In the material below, list every line carrying the string "heading".

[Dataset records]
━━━━━━━━

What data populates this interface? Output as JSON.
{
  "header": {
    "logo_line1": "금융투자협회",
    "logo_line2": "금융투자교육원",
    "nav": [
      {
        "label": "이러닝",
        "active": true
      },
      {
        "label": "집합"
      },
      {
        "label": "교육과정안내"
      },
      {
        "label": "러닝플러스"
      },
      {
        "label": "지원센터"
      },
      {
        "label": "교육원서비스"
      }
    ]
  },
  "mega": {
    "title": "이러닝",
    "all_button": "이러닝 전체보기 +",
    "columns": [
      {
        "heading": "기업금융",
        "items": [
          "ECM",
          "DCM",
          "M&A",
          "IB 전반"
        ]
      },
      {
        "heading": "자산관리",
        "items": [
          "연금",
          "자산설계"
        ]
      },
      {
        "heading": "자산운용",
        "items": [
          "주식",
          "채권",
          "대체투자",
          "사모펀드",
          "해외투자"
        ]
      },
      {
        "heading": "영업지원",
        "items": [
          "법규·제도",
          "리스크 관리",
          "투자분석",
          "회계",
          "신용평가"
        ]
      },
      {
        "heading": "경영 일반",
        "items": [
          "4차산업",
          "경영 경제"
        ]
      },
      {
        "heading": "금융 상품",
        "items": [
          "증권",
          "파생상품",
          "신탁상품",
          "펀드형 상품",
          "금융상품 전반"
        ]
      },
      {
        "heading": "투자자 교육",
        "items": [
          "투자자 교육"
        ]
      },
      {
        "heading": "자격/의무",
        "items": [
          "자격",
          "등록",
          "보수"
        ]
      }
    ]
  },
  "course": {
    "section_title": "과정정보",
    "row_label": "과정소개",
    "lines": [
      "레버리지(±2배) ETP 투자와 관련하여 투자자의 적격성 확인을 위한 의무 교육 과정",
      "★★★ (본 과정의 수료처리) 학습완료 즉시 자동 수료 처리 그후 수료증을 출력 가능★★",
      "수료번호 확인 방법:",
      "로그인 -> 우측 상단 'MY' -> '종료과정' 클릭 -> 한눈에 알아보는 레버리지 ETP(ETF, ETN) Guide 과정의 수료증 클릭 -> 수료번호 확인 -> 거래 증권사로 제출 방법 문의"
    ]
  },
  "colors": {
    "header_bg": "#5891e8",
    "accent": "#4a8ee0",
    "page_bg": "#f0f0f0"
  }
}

━━━━━━━━

▸ **Solution**:
        "heading": "기업금융",
        "heading": "자산관리",
        "heading": "자산운용",
        "heading": "영업지원",
        "heading": "경영 일반",
        "heading": "금융 상품",
        "heading": "투자자 교육",
        "heading": "자격/의무",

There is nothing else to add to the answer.